Raw records
--- start ---

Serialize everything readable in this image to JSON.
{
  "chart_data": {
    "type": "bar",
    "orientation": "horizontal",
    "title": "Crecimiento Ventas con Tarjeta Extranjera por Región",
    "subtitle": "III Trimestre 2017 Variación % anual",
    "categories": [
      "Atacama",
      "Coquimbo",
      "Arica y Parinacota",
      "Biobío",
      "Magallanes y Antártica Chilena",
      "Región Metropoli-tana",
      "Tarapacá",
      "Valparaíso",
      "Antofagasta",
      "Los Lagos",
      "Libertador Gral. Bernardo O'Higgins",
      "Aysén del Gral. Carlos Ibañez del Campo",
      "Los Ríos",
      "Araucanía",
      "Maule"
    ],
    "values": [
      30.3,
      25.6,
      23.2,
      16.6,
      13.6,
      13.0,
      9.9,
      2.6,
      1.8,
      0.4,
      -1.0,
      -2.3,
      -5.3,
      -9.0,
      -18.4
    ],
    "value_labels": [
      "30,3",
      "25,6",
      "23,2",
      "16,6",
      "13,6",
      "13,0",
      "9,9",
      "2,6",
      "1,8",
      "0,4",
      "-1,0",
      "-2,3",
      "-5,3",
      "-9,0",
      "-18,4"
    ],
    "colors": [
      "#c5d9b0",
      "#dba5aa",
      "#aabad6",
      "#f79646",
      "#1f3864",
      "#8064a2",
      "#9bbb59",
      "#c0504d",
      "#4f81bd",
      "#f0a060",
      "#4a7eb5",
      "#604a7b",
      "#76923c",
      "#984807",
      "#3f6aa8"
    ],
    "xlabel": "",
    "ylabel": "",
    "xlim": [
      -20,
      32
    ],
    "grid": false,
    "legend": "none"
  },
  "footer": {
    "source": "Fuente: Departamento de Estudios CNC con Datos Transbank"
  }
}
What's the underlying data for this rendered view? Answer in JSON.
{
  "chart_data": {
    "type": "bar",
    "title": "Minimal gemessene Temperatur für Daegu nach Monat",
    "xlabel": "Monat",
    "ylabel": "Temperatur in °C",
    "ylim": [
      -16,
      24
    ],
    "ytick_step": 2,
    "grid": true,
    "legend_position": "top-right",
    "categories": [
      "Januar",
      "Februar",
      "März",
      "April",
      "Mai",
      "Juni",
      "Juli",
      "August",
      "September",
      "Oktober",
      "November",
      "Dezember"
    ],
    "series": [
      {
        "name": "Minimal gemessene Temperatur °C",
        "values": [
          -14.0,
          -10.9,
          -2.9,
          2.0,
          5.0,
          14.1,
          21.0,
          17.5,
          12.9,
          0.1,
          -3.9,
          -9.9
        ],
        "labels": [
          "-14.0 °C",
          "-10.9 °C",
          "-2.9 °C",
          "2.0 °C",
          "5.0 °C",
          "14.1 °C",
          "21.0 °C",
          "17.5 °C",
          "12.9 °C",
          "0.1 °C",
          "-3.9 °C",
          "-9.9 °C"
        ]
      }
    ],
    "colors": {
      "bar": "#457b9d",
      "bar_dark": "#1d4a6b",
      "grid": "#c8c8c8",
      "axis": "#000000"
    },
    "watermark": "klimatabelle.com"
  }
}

--- end ---

WHAT THIS TASK INVOLVES
Reproduce the full listing exactly.

SOLVED EXERCISE
Serialize everything readable in this image to JSON.
{
  "chart_data": {
    "type": "bar",
    "orientation": "horizontal",
    "title": "Crecimiento Ventas con Tarjeta Extranjera por Región",
    "subtitle": "III Trimestre 2017 Variación % anual",
    "categories": [
      "Atacama",
      "Coquimbo",
      "Arica y Parinacota",
      "Biobío",
      "Magallanes y Antártica Chilena",
      "Región Metropoli-tana",
      "Tarapacá",
      "Valparaíso",
      "Antofagasta",
      "Los Lagos",
      "Libertador Gral. Bernardo O'Higgins",
      "Aysén del Gral. Carlos Ibañez del Campo",
      "Los Ríos",
      "Araucanía",
      "Maule"
    ],
    "values": [
      30.3,
      25.6,
      23.2,
      16.6,
      13.6,
      13.0,
      9.9,
      2.6,
      1.8,
      0.4,
      -1.0,
      -2.3,
      -5.3,
      -9.0,
      -18.4
    ],
    "value_labels": [
      "30,3",
      "25,6",
      "23,2",
      "16,6",
      "13,6",
      "13,0",
      "9,9",
      "2,6",
      "1,8",
      "0,4",
      "-1,0",
      "-2,3",
      "-5,3",
      "-9,0",
      "-18,4"
    ],
    "colors": [
      "#c5d9b0",
      "#dba5aa",
      "#aabad6",
      "#f79646",
      "#1f3864",
      "#8064a2",
      "#9bbb59",
      "#c0504d",
      "#4f81bd",
      "#f0a060",
      "#4a7eb5",
      "#604a7b",
      "#76923c",
      "#984807",
      "#3f6aa8"
    ],
    "xlabel": "",
    "ylabel": "",
    "xlim": [
      -20,
      32
    ],
    "grid": false,
    "legend": "none"
  },
  "footer": {
    "source": "Fuente: Departamento de Estudios CNC con Datos Transbank"
  }
}
What's the underlying data for this rendered view? Answer in JSON.
{
  "chart_data": {
    "type": "bar",
    "title": "Minimal gemessene Temperatur für Daegu nach Monat",
    "xlabel": "Monat",
    "ylabel": "Temperatur in °C",
    "ylim": [
      -16,
      24
    ],
    "ytick_step": 2,
    "grid": true,
    "legend_position": "top-right",
    "categories": [
      "Januar",
      "Februar",
      "März",
      "April",
      "Mai",
      "Juni",
      "Juli",
      "August",
      "September",
      "Oktober",
      "November",
      "Dezember"
    ],
    "series": [
      {
        "name": "Minimal gemessene Temperatur °C",
        "values": [
          -14.0,
          -10.9,
          -2.9,
          2.0,
          5.0,
          14.1,
          21.0,
          17.5,
          12.9,
          0.1,
          -3.9,
          -9.9
        ],
        "labels": [
          "-14.0 °C",
          "-10.9 °C",
          "-2.9 °C",
          "2.0 °C",
          "5.0 °C",
          "14.1 °C",
          "21.0 °C",
          "17.5 °C",
          "12.9 °C",
          "0.1 °C",
          "-3.9 °C",
          "-9.9 °C"
        ]
      }
    ],
    "colors": {
      "bar": "#457b9d",
      "bar_dark": "#1d4a6b",
      "grid": "#c8c8c8",
      "axis": "#000000"
    },
    "watermark": "klimatabelle.com"
  }
}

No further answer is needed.